Could you print all the entries exactly?
BEGIN Extracted information
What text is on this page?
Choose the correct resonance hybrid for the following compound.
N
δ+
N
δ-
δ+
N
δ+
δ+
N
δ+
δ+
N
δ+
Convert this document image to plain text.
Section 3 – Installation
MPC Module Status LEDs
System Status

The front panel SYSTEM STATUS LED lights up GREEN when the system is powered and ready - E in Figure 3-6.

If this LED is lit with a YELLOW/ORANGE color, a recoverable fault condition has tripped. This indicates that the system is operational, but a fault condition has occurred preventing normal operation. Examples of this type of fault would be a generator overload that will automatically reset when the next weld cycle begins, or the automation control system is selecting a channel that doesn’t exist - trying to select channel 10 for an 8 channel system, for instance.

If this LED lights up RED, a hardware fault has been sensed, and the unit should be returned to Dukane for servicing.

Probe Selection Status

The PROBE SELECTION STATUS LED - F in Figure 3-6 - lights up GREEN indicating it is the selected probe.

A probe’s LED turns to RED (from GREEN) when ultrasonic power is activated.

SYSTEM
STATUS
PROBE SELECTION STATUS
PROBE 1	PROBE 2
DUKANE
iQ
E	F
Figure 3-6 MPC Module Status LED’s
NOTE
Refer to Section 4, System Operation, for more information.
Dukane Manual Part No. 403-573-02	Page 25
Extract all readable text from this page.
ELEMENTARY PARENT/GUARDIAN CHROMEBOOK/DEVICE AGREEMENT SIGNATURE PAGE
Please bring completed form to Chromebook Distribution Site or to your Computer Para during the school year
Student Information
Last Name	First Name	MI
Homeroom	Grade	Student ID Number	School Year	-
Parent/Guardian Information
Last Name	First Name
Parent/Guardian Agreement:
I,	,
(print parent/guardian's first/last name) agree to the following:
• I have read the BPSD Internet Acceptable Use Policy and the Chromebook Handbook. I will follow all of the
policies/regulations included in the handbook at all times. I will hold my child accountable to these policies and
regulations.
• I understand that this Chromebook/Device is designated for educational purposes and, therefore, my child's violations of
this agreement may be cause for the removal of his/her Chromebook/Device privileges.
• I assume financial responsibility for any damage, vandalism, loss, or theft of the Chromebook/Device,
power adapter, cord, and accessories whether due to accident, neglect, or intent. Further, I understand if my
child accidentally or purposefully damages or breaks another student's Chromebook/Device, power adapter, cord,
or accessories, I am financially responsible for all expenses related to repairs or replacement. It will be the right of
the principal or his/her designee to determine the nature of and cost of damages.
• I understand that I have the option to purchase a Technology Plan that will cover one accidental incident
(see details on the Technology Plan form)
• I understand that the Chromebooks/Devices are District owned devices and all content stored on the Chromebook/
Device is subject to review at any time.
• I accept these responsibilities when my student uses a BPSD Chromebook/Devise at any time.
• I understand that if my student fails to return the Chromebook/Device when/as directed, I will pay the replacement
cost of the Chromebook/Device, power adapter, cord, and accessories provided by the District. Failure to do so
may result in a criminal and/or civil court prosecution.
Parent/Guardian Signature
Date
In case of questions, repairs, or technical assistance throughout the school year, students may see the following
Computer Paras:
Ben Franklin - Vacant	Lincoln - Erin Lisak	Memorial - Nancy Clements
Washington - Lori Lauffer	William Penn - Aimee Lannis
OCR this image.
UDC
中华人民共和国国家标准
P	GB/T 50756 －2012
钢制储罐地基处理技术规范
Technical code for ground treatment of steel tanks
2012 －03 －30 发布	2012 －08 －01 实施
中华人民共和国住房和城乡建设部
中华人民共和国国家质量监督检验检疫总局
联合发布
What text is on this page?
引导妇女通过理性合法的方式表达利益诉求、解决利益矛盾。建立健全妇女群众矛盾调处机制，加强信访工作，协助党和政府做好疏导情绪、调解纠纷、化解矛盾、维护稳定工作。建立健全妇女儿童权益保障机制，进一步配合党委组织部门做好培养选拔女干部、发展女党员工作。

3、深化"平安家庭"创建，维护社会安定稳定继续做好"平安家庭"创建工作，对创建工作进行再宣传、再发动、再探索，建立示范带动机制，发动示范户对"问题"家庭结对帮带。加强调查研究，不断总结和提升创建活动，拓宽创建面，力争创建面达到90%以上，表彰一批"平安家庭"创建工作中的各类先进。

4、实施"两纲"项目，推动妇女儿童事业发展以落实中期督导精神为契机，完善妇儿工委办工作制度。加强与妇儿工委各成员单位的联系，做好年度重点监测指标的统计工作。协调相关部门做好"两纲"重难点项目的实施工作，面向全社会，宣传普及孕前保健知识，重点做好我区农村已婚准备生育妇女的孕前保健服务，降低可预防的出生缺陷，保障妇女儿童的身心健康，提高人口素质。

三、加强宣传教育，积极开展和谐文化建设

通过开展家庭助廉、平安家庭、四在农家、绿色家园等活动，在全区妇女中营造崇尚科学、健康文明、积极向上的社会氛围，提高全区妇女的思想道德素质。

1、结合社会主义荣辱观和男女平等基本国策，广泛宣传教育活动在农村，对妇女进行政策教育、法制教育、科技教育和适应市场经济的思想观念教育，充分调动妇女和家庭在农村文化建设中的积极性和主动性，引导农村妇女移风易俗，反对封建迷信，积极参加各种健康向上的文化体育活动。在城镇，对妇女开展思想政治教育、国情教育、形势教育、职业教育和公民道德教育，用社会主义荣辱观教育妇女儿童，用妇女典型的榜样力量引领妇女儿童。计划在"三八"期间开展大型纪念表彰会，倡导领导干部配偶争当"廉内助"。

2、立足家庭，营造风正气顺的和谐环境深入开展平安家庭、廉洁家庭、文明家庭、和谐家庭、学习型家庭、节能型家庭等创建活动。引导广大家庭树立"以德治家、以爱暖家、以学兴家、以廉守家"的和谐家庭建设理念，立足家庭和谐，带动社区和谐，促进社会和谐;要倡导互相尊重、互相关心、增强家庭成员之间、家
END Extracted information
:: Task output ::
What text is on this page?
Choose the correct resonance hybrid for the following compound.
N
δ+
N
δ-
δ+
N
δ+
δ+
N
δ+
δ+
N
δ+
Convert this document image to plain text.
Section 3 – Installation
MPC Module Status LEDs
System Status

The front panel SYSTEM STATUS LED lights up GREEN when the system is powered and ready - E in Figure 3-6.

If this LED is lit with a YELLOW/ORANGE color, a recoverable fault condition has tripped. This indicates that the system is operational, but a fault condition has occurred preventing normal operation. Examples of this type of fault would be a generator overload that will automatically reset when the next weld cycle begins, or the automation control system is selecting a channel that doesn’t exist - trying to select channel 10 for an 8 channel system, for instance.

If this LED lights up RED, a hardware fault has been sensed, and the unit should be returned to Dukane for servicing.

Probe Selection Status

The PROBE SELECTION STATUS LED - F in Figure 3-6 - lights up GREEN indicating it is the selected probe.

A probe’s LED turns to RED (from GREEN) when ultrasonic power is activated.

SYSTEM
STATUS
PROBE SELECTION STATUS
PROBE 1	PROBE 2
DUKANE
iQ
E	F
Figure 3-6 MPC Module Status LED’s
NOTE
Refer to Section 4, System Operation, for more information.
Dukane Manual Part No. 403-573-02	Page 25
Extract all readable text from this page.
ELEMENTARY PARENT/GUARDIAN CHROMEBOOK/DEVICE AGREEMENT SIGNATURE PAGE
Please bring completed form to Chromebook Distribution Site or to your Computer Para during the school year
Student Information
Last Name	First Name	MI
Homeroom	Grade	Student ID Number	School Year	-
Parent/Guardian Information
Last Name	First Name
Parent/Guardian Agreement:
I,	,
(print parent/guardian's first/last name) agree to the following:
• I have read the BPSD Internet Acceptable Use Policy and the Chromebook Handbook. I will follow all of the
policies/regulations included in the handbook at all times. I will hold my child accountable to these policies and
regulations.
• I understand that this Chromebook/Device is designated for educational purposes and, therefore, my child's violations of
this agreement may be cause for the removal of his/her Chromebook/Device privileges.
• I assume financial responsibility for any damage, vandalism, loss, or theft of the Chromebook/Device,
power adapter, cord, and accessories whether due to accident, neglect, or intent. Further, I understand if my
child accidentally or purposefully damages or breaks another student's Chromebook/Device, power adapter, cord,
or accessories, I am financially responsible for all expenses related to repairs or replacement. It will be the right of
the principal or his/her designee to determine the nature of and cost of damages.
• I understand that I have the option to purchase a Technology Plan that will cover one accidental incident
(see details on the Technology Plan form)
• I understand that the Chromebooks/Devices are District owned devices and all content stored on the Chromebook/
Device is subject to review at any time.
• I accept these responsibilities when my student uses a BPSD Chromebook/Devise at any time.
• I understand that if my student fails to return the Chromebook/Device when/as directed, I will pay the replacement
cost of the Chromebook/Device, power adapter, cord, and accessories provided by the District. Failure to do so
may result in a criminal and/or civil court prosecution.
Parent/Guardian Signature
Date
In case of questions, repairs, or technical assistance throughout the school year, students may see the following
Computer Paras:
Ben Franklin - Vacant	Lincoln - Erin Lisak	Memorial - Nancy Clements
Washington - Lori Lauffer	William Penn - Aimee Lannis
OCR this image.
UDC
中华人民共和国国家标准
P	GB/T 50756 －2012
钢制储罐地基处理技术规范
Technical code for ground treatment of steel tanks
2012 －03 －30 发布	2012 －08 －01 实施
中华人民共和国住房和城乡建设部
中华人民共和国国家质量监督检验检疫总局
联合发布
What text is on this page?
引导妇女通过理性合法的方式表达利益诉求、解决利益矛盾。建立健全妇女群众矛盾调处机制，加强信访工作，协助党和政府做好疏导情绪、调解纠纷、化解矛盾、维护稳定工作。建立健全妇女儿童权益保障机制，进一步配合党委组织部门做好培养选拔女干部、发展女党员工作。

3、深化"平安家庭"创建，维护社会安定稳定继续做好"平安家庭"创建工作，对创建工作进行再宣传、再发动、再探索，建立示范带动机制，发动示范户对"问题"家庭结对帮带。加强调查研究，不断总结和提升创建活动，拓宽创建面，力争创建面达到90%以上，表彰一批"平安家庭"创建工作中的各类先进。

4、实施"两纲"项目，推动妇女儿童事业发展以落实中期督导精神为契机，完善妇儿工委办工作制度。加强与妇儿工委各成员单位的联系，做好年度重点监测指标的统计工作。协调相关部门做好"两纲"重难点项目的实施工作，面向全社会，宣传普及孕前保健知识，重点做好我区农村已婚准备生育妇女的孕前保健服务，降低可预防的出生缺陷，保障妇女儿童的身心健康，提高人口素质。

三、加强宣传教育，积极开展和谐文化建设

通过开展家庭助廉、平安家庭、四在农家、绿色家园等活动，在全区妇女中营造崇尚科学、健康文明、积极向上的社会氛围，提高全区妇女的思想道德素质。

1、结合社会主义荣辱观和男女平等基本国策，广泛宣传教育活动在农村，对妇女进行政策教育、法制教育、科技教育和适应市场经济的思想观念教育，充分调动妇女和家庭在农村文化建设中的积极性和主动性，引导农村妇女移风易俗，反对封建迷信，积极参加各种健康向上的文化体育活动。在城镇，对妇女开展思想政治教育、国情教育、形势教育、职业教育和公民道德教育，用社会主义荣辱观教育妇女儿童，用妇女典型的榜样力量引领妇女儿童。计划在"三八"期间开展大型纪念表彰会，倡导领导干部配偶争当"廉内助"。

2、立足家庭，营造风正气顺的和谐环境深入开展平安家庭、廉洁家庭、文明家庭、和谐家庭、学习型家庭、节能型家庭等创建活动。引导广大家庭树立"以德治家、以爱暖家、以学兴家、以廉守家"的和谐家庭建设理念，立足家庭和谐，带动社区和谐，促进社会和谐;要倡导互相尊重、互相关心、增强家庭成员之间、家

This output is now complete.